# [DATA SECTION]

# # # #

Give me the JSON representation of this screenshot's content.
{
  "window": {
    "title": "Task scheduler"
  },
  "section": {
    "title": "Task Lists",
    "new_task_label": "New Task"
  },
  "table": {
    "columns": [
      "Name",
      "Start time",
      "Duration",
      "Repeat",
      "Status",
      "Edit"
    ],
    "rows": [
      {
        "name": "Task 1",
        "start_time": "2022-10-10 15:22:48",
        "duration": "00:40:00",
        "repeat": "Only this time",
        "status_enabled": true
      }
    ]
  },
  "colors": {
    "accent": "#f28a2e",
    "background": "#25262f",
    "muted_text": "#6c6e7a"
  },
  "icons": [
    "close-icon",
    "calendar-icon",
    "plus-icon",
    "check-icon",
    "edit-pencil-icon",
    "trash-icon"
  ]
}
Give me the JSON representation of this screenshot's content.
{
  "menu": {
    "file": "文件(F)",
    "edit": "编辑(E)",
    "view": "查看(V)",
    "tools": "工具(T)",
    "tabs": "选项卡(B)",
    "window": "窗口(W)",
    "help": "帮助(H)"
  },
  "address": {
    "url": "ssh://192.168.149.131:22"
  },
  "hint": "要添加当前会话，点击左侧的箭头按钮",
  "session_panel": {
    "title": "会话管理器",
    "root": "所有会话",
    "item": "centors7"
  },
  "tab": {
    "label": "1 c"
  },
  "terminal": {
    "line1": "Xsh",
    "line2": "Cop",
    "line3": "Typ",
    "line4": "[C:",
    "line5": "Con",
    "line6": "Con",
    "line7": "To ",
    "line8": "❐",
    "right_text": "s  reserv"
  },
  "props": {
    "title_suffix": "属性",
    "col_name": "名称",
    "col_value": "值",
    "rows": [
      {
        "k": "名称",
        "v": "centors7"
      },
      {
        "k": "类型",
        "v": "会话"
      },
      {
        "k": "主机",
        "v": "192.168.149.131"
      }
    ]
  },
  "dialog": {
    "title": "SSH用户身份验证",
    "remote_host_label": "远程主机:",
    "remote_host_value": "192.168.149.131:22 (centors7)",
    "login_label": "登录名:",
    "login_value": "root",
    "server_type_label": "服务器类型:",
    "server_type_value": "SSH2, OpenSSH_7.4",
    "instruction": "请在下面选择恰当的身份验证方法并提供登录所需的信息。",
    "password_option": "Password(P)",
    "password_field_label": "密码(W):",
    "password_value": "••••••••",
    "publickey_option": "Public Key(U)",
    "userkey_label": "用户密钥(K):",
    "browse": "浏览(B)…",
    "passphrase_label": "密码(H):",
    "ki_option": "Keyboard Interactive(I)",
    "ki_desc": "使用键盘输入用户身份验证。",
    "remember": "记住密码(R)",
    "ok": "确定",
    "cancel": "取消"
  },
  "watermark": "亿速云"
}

# # # #

# [SET EXERCISE]
Take every line containing the word "Task" and copy it.

# [THE OUTPUT]
    "title": "Task scheduler"
    "title": "Task Lists",
    "new_task_label": "New Task"
        "name": "Task 1",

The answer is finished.